Records from a dataset:
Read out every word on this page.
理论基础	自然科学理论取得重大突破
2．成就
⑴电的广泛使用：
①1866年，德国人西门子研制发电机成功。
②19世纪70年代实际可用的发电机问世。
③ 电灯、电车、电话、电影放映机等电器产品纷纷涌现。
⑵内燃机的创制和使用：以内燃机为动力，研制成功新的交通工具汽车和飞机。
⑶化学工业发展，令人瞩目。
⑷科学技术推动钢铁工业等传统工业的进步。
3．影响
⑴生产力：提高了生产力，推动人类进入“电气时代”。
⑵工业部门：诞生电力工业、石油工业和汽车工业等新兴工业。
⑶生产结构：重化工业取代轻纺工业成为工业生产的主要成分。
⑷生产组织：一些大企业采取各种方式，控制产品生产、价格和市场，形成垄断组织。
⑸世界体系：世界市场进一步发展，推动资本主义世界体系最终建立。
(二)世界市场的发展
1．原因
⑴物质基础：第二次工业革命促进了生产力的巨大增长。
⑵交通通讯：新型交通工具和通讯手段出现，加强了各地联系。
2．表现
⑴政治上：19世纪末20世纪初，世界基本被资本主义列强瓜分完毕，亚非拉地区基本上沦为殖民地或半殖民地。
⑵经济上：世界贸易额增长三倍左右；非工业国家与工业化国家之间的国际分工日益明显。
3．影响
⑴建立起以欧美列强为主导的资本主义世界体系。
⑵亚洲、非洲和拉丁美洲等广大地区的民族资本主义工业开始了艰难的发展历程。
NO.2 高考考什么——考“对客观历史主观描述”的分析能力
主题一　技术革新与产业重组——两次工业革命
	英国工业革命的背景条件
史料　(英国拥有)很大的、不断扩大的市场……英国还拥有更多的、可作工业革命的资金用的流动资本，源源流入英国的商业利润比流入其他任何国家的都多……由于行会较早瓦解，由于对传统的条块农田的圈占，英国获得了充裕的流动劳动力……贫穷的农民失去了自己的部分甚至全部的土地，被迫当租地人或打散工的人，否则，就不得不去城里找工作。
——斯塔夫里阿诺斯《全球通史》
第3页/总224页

Exercise: Every record above should be output exactly.

Solution for this problem:
Read out every word on this page.
理论基础	自然科学理论取得重大突破
2．成就
⑴电的广泛使用：
①1866年，德国人西门子研制发电机成功。
②19世纪70年代实际可用的发电机问世。
③ 电灯、电车、电话、电影放映机等电器产品纷纷涌现。
⑵内燃机的创制和使用：以内燃机为动力，研制成功新的交通工具汽车和飞机。
⑶化学工业发展，令人瞩目。
⑷科学技术推动钢铁工业等传统工业的进步。
3．影响
⑴生产力：提高了生产力，推动人类进入“电气时代”。
⑵工业部门：诞生电力工业、石油工业和汽车工业等新兴工业。
⑶生产结构：重化工业取代轻纺工业成为工业生产的主要成分。
⑷生产组织：一些大企业采取各种方式，控制产品生产、价格和市场，形成垄断组织。
⑸世界体系：世界市场进一步发展，推动资本主义世界体系最终建立。
(二)世界市场的发展
1．原因
⑴物质基础：第二次工业革命促进了生产力的巨大增长。
⑵交通通讯：新型交通工具和通讯手段出现，加强了各地联系。
2．表现
⑴政治上：19世纪末20世纪初，世界基本被资本主义列强瓜分完毕，亚非拉地区基本上沦为殖民地或半殖民地。
⑵经济上：世界贸易额增长三倍左右；非工业国家与工业化国家之间的国际分工日益明显。
3．影响
⑴建立起以欧美列强为主导的资本主义世界体系。
⑵亚洲、非洲和拉丁美洲等广大地区的民族资本主义工业开始了艰难的发展历程。
NO.2 高考考什么——考“对客观历史主观描述”的分析能力
主题一　技术革新与产业重组——两次工业革命
	英国工业革命的背景条件
史料　(英国拥有)很大的、不断扩大的市场……英国还拥有更多的、可作工业革命的资金用的流动资本，源源流入英国的商业利润比流入其他任何国家的都多……由于行会较早瓦解，由于对传统的条块农田的圈占，英国获得了充裕的流动劳动力……贫穷的农民失去了自己的部分甚至全部的土地，被迫当租地人或打散工的人，否则，就不得不去城里找工作。
——斯塔夫里阿诺斯《全球通史》
第3页/总224页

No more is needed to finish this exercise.